They behave almost like two different ingredients. The firm white and pale-green base near the root is the most pungent and stands up to cooking, so it goes in early with other aromatics to build flavour. The dark green tops are milder, softer and quicker to wilt, making them best added at the very end or scattered raw as a fresh, grassy garnish. Splitting a recipe between the two parts gives both a cooked savoury base and a bright finish.
In everyday cooking, yes — scallion and green onion are simply other names for the slim, immature onion with a long green top and an undeveloped white base. The terms are used interchangeably across most recipes. They differ from a true bulb spring onion that has begun to swell at the base, and from chives, which are thinner, hollow and more delicate. For Asian cooking the slender, non-bulbing kind is what is almost always meant.

■ ■ ■

#### [The tasks]
1) In the scallion text, which part of the plant is the most pungent and holds up to cooking?
2) Continue the text on scallions from the last sentence shown.
The data after this point comes from a different source than the scallion text.

#### [Data segment]
■ ■ ■

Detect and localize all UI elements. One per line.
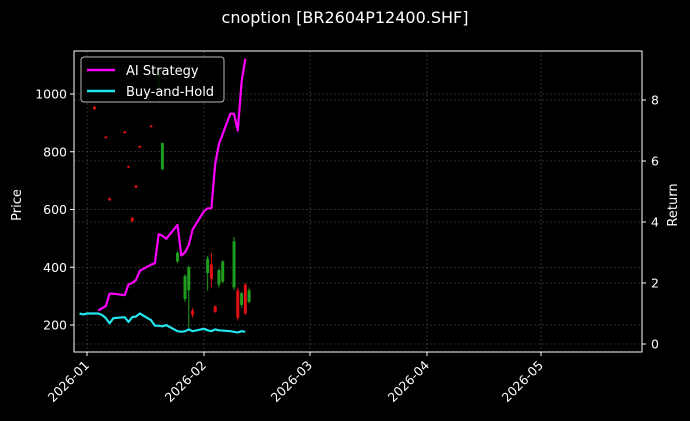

■ ■ ■

#### [Written responses]
1) The firm white and pale-green base near the root.

2)
Slice the green tops thinly on a sharp angle for elegant, even slivers that sit lightly on a dish. For a curled garnish, cut the green into short lengths, slice each lengthways into fine threads and drop them into iced water for a few minutes until they curl. Always cut just before serving, as the cut edges oxidise and soften. A clean, sharp knife matters, since a dull blade crushes the layers and makes them weep and turn slimy.
Trim the roots lightly and stand the bunch upright in a glass with an inch of water, loosely covered, in the fridge — they stay crisp this way for over a week and even keep growing. Alternatively wrap them in a slightly damp cloth or paper inside a bag in the vegetable drawer. Sliced spring onion freezes well for cooking: spread the pieces on a tray, freeze, then bag them and use straight from frozen in soups and stir-fries.